— START Records for this exercise —

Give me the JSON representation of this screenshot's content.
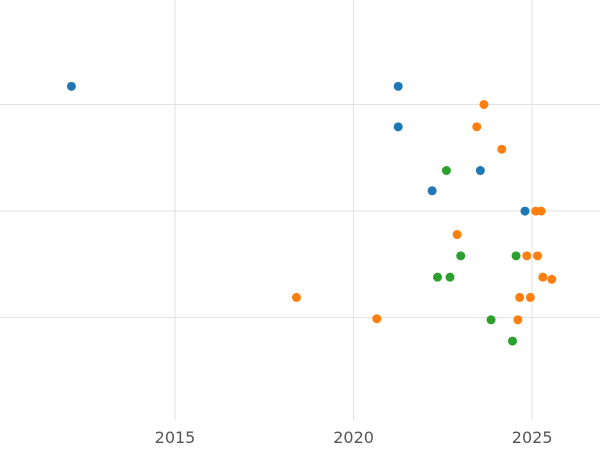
{
  "chart_data": {
    "type": "scatter",
    "title": "",
    "xlabel": "",
    "ylabel": "",
    "grid": true,
    "legend": false,
    "x_tick_labels": [
      "2015",
      "2020",
      "2025"
    ],
    "x_tick_values": [
      2015,
      2020,
      2025
    ],
    "y_gridline_values": [
      1,
      2,
      3
    ],
    "xlim": [
      2010.1,
      2026.9
    ],
    "ylim": [
      0.04,
      3.98
    ],
    "marker_radius": 4.5,
    "series": [
      {
        "name": "series-blue",
        "color": "#1f77b4",
        "points": [
          [
            2012.1,
            3.17
          ],
          [
            2021.25,
            3.17
          ],
          [
            2021.25,
            2.79
          ],
          [
            2023.55,
            2.38
          ],
          [
            2022.2,
            2.19
          ],
          [
            2024.8,
            2.0
          ]
        ]
      },
      {
        "name": "series-orange",
        "color": "#ff7f0e",
        "points": [
          [
            2023.65,
            3.0
          ],
          [
            2023.45,
            2.79
          ],
          [
            2024.15,
            2.58
          ],
          [
            2025.1,
            2.0
          ],
          [
            2025.25,
            2.0
          ],
          [
            2022.9,
            1.78
          ],
          [
            2024.85,
            1.58
          ],
          [
            2025.15,
            1.58
          ],
          [
            2025.3,
            1.38
          ],
          [
            2025.55,
            1.36
          ],
          [
            2018.4,
            1.19
          ],
          [
            2024.65,
            1.19
          ],
          [
            2024.95,
            1.19
          ],
          [
            2020.65,
            0.99
          ],
          [
            2024.6,
            0.98
          ]
        ]
      },
      {
        "name": "series-green",
        "color": "#2ca02c",
        "points": [
          [
            2022.6,
            2.38
          ],
          [
            2023.0,
            1.58
          ],
          [
            2024.55,
            1.58
          ],
          [
            2022.35,
            1.38
          ],
          [
            2022.7,
            1.38
          ],
          [
            2023.85,
            0.98
          ],
          [
            2024.45,
            0.78
          ]
        ]
      }
    ]
  }
}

— END Records for this exercise —

Exercise goal: Your copy should repeat each entry above exactly but contain no pictures.

Correct answer:
Give me the JSON representation of this screenshot's content.
{
  "chart_data": {
    "type": "scatter",
    "title": "",
    "xlabel": "",
    "ylabel": "",
    "grid": true,
    "legend": false,
    "x_tick_labels": [
      "2015",
      "2020",
      "2025"
    ],
    "x_tick_values": [
      2015,
      2020,
      2025
    ],
    "y_gridline_values": [
      1,
      2,
      3
    ],
    "xlim": [
      2010.1,
      2026.9
    ],
    "ylim": [
      0.04,
      3.98
    ],
    "marker_radius": 4.5,
    "series": [
      {
        "name": "series-blue",
        "color": "#1f77b4",
        "points": [
          [
            2012.1,
            3.17
          ],
          [
            2021.25,
            3.17
          ],
          [
            2021.25,
            2.79
          ],
          [
            2023.55,
            2.38
          ],
          [
            2022.2,
            2.19
          ],
          [
            2024.8,
            2.0
          ]
        ]
      },
      {
        "name": "series-orange",
        "color": "#ff7f0e",
        "points": [
          [
            2023.65,
            3.0
          ],
          [
            2023.45,
            2.79
          ],
          [
            2024.15,
            2.58
          ],
          [
            2025.1,
            2.0
          ],
          [
            2025.25,
            2.0
          ],
          [
            2022.9,
            1.78
          ],
          [
            2024.85,
            1.58
          ],
          [
            2025.15,
            1.58
          ],
          [
            2025.3,
            1.38
          ],
          [
            2025.55,
            1.36
          ],
          [
            2018.4,
            1.19
          ],
          [
            2024.65,
            1.19
          ],
          [
            2024.95,
            1.19
          ],
          [
            2020.65,
            0.99
          ],
          [
            2024.6,
            0.98
          ]
        ]
      },
      {
        "name": "series-green",
        "color": "#2ca02c",
        "points": [
          [
            2022.6,
            2.38
          ],
          [
            2023.0,
            1.58
          ],
          [
            2024.55,
            1.58
          ],
          [
            2022.35,
            1.38
          ],
          [
            2022.7,
            1.38
          ],
          [
            2023.85,
            0.98
          ],
          [
            2024.45,
            0.78
          ]
        ]
      }
    ]
  }
}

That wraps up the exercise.